### INSTRUCTION
Leave out any picture and return the remaining listing below exactly as given.

### PROVIDED DATA
|---|
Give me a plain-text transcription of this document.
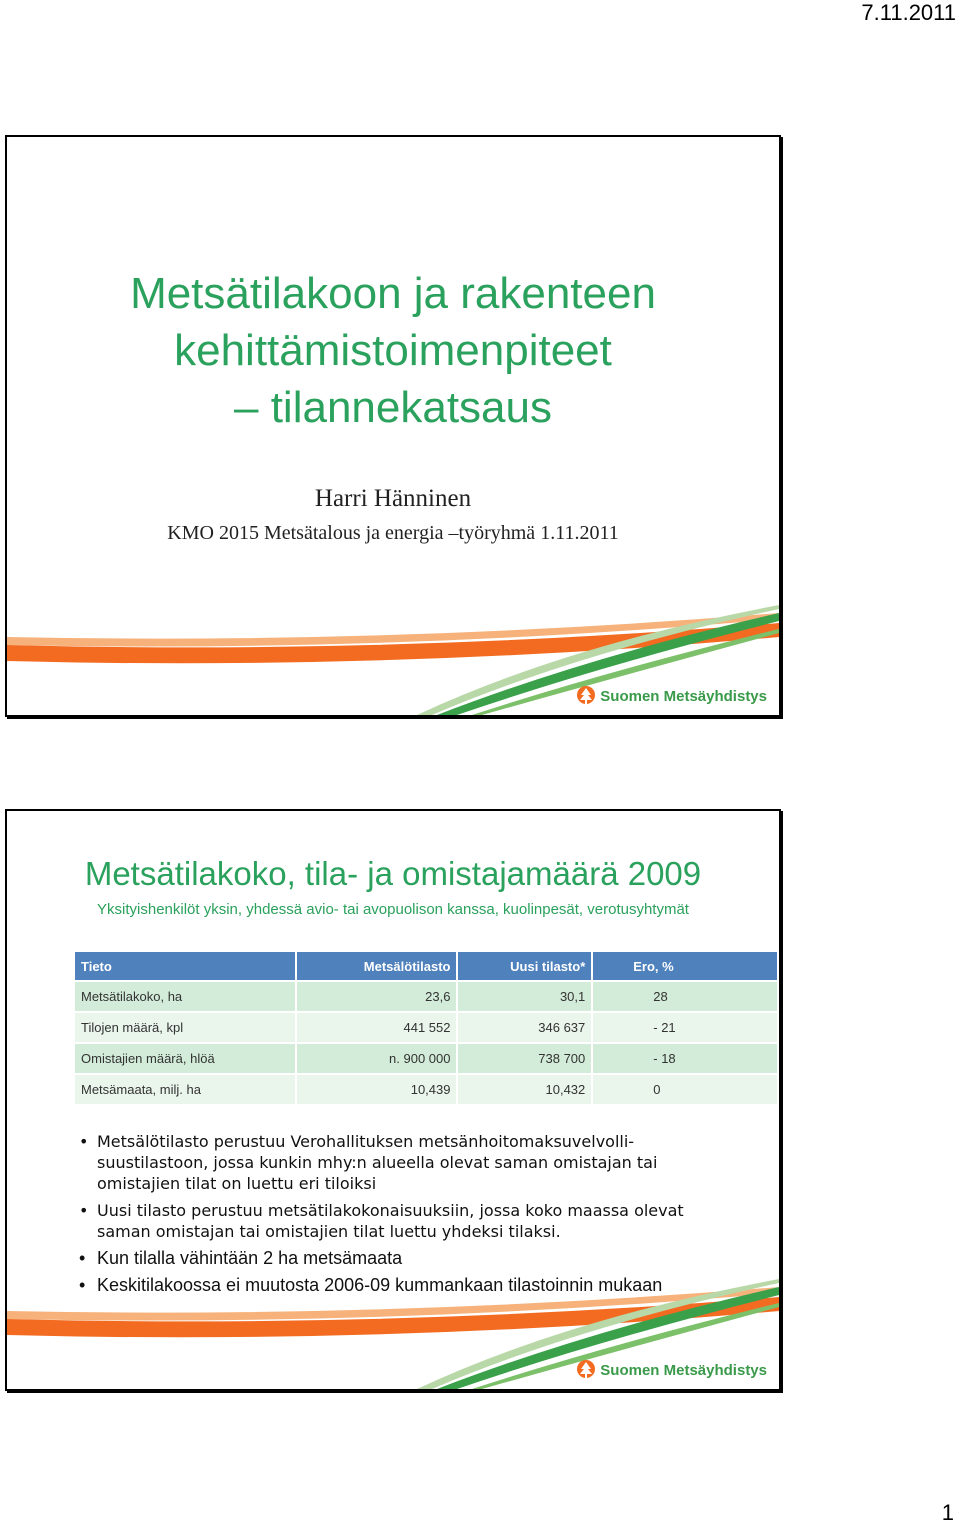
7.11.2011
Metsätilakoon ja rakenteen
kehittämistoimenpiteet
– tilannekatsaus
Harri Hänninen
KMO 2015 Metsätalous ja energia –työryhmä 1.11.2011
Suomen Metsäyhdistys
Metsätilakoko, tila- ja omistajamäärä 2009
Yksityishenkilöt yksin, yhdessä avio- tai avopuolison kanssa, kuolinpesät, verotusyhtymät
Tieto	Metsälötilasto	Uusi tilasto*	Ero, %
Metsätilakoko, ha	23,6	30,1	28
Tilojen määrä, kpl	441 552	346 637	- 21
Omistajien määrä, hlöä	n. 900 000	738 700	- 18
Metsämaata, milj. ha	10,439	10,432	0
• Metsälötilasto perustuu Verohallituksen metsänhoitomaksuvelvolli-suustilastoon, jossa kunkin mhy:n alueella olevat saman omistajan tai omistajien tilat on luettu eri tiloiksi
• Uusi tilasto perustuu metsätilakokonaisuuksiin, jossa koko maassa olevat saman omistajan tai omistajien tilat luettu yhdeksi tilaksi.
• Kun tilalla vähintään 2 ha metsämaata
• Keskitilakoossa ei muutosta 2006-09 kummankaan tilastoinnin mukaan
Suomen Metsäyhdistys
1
|---|
### RESPONSE TO THE TASK
Give me a plain-text transcription of this document.
7.11.2011
Metsätilakoon ja rakenteen
kehittämistoimenpiteet
– tilannekatsaus
Harri Hänninen
KMO 2015 Metsätalous ja energia –työryhmä 1.11.2011
Suomen Metsäyhdistys
Metsätilakoko, tila- ja omistajamäärä 2009
Yksityishenkilöt yksin, yhdessä avio- tai avopuolison kanssa, kuolinpesät, verotusyhtymät
Tieto	Metsälötilasto	Uusi tilasto*	Ero, %
Metsätilakoko, ha	23,6	30,1	28
Tilojen määrä, kpl	441 552	346 637	- 21
Omistajien määrä, hlöä	n. 900 000	738 700	- 18
Metsämaata, milj. ha	10,439	10,432	0
• Metsälötilasto perustuu Verohallituksen metsänhoitomaksuvelvolli-suustilastoon, jossa kunkin mhy:n alueella olevat saman omistajan tai omistajien tilat on luettu eri tiloiksi
• Uusi tilasto perustuu metsätilakokonaisuuksiin, jossa koko maassa olevat saman omistajan tai omistajien tilat luettu yhdeksi tilaksi.
• Kun tilalla vähintään 2 ha metsämaata
• Keskitilakoossa ei muutosta 2006-09 kummankaan tilastoinnin mukaan
Suomen Metsäyhdistys
1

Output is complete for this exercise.